■ STATED TASK: Pick out all lines in the listing holding the string "JSON" and copy them.

■ DATA LISTING:
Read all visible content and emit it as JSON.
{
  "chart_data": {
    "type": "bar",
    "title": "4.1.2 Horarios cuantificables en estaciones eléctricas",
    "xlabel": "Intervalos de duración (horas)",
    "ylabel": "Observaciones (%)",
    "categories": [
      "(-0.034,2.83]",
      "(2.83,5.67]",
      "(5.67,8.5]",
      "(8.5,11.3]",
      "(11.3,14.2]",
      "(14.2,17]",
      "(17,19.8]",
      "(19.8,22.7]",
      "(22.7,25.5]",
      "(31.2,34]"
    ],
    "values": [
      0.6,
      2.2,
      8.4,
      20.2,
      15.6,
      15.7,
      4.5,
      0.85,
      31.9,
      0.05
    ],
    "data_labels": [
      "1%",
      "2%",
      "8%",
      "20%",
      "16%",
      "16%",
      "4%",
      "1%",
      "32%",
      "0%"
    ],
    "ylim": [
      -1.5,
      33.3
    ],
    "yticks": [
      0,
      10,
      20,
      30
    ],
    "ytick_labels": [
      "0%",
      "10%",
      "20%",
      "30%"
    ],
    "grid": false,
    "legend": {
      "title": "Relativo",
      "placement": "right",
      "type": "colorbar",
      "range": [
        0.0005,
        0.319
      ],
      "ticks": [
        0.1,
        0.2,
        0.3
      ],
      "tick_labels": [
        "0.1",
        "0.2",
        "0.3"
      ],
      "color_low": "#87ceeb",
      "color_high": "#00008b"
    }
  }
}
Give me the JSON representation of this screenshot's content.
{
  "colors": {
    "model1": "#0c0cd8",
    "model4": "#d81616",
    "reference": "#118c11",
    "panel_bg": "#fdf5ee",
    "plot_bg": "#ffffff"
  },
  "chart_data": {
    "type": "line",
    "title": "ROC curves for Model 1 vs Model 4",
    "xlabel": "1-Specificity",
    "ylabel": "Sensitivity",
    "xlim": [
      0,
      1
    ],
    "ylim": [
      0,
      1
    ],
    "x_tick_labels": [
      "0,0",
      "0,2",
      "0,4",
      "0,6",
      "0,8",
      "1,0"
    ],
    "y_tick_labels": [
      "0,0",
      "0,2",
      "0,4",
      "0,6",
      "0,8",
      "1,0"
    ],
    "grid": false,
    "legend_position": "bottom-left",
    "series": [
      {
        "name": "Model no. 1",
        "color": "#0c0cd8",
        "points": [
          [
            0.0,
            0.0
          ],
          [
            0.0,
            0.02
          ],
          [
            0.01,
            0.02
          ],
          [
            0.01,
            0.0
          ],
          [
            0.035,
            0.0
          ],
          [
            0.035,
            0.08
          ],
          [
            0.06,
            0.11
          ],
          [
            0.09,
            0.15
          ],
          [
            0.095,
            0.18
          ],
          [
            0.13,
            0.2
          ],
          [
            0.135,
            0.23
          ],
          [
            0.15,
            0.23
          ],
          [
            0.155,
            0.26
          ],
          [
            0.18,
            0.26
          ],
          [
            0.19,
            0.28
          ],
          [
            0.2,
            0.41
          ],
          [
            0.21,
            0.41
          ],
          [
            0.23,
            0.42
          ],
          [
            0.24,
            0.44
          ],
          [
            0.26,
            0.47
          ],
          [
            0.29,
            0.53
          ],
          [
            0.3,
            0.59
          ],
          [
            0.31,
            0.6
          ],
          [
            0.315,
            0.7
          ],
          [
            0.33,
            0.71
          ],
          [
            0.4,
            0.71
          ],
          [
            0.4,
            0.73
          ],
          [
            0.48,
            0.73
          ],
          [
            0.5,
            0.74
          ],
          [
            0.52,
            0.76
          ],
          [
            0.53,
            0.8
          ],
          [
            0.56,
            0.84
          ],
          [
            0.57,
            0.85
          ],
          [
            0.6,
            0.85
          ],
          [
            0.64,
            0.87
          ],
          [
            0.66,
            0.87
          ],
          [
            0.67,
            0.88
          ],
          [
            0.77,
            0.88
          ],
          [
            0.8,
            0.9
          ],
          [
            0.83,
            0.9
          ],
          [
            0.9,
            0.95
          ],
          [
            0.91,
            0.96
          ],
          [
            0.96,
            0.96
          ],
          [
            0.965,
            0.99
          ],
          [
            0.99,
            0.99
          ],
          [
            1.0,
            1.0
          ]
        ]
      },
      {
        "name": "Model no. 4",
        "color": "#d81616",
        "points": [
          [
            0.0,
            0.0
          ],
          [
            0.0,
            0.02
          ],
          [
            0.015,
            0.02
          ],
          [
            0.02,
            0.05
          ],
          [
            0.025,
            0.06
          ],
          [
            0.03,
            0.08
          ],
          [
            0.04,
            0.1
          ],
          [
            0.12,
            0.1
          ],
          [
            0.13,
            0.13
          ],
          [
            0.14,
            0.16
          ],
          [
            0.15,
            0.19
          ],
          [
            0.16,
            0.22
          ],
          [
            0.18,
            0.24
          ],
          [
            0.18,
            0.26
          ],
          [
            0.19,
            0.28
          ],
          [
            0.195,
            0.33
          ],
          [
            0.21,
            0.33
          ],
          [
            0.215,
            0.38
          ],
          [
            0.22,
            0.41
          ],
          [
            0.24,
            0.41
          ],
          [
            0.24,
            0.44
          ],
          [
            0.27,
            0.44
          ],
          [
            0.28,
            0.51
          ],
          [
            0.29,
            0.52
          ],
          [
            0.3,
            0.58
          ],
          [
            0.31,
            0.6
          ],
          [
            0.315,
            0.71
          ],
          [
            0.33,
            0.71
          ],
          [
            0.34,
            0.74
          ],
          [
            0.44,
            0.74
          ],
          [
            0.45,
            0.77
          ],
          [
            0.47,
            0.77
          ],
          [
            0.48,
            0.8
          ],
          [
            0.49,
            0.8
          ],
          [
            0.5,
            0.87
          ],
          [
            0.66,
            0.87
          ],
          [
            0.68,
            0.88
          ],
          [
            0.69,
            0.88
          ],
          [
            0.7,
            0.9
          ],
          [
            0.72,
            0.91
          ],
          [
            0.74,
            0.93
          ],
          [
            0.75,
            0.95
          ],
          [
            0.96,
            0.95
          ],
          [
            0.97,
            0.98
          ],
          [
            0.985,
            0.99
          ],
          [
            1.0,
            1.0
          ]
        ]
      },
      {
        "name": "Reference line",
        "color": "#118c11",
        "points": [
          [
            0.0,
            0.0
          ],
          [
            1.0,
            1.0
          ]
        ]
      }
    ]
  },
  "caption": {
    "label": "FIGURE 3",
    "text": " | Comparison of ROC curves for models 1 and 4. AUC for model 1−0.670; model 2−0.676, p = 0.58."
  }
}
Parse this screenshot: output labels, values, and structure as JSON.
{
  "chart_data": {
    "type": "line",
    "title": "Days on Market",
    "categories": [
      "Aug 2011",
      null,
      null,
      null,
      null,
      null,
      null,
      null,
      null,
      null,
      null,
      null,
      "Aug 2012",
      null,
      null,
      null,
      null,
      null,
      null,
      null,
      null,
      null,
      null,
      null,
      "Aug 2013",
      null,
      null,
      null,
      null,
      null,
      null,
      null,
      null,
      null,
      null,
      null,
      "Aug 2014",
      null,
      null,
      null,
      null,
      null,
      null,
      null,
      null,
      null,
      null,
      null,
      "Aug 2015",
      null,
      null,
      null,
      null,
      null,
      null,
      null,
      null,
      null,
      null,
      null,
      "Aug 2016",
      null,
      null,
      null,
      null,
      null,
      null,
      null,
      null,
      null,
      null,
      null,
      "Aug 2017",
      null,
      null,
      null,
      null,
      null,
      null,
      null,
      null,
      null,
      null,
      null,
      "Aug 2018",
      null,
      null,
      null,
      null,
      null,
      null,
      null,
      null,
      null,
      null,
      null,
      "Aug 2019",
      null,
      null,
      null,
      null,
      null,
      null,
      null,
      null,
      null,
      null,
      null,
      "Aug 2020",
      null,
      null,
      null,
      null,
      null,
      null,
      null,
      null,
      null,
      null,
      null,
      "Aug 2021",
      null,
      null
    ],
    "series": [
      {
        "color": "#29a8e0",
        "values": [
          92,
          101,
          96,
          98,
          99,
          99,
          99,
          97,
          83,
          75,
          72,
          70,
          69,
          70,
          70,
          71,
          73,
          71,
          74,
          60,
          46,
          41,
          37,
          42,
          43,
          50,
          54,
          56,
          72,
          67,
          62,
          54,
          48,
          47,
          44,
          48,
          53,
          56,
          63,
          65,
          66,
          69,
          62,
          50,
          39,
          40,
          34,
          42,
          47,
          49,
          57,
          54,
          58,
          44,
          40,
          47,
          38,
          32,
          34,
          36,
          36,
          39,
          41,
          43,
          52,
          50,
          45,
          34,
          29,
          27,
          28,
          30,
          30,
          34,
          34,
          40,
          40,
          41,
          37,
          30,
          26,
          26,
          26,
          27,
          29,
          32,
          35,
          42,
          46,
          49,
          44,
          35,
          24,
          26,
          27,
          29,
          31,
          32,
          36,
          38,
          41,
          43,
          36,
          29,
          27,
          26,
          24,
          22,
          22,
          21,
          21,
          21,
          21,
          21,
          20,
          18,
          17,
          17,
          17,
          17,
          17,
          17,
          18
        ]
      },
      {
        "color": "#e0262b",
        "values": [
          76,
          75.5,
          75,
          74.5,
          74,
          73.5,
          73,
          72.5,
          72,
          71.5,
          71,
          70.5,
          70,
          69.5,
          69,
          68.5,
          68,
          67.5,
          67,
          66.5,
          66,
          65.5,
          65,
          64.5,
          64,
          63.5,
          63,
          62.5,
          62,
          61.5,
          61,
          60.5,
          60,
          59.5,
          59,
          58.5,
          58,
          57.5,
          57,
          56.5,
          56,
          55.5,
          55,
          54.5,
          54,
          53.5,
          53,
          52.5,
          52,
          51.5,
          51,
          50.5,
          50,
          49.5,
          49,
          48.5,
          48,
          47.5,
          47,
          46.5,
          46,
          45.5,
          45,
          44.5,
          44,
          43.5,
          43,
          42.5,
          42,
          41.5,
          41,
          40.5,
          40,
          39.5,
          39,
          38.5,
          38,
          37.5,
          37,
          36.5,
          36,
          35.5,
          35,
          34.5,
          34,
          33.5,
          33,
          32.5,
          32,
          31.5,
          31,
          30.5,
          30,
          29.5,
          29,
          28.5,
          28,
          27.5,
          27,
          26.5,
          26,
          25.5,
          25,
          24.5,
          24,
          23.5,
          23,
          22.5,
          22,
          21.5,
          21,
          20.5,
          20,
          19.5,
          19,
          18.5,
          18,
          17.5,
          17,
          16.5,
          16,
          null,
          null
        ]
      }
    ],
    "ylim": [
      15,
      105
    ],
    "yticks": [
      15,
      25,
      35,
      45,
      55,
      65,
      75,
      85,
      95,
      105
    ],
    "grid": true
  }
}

■ REPLY:
Read all visible content and emit it as JSON.
Give me the JSON representation of this screenshot's content.
Parse this screenshot: output labels, values, and structure as JSON.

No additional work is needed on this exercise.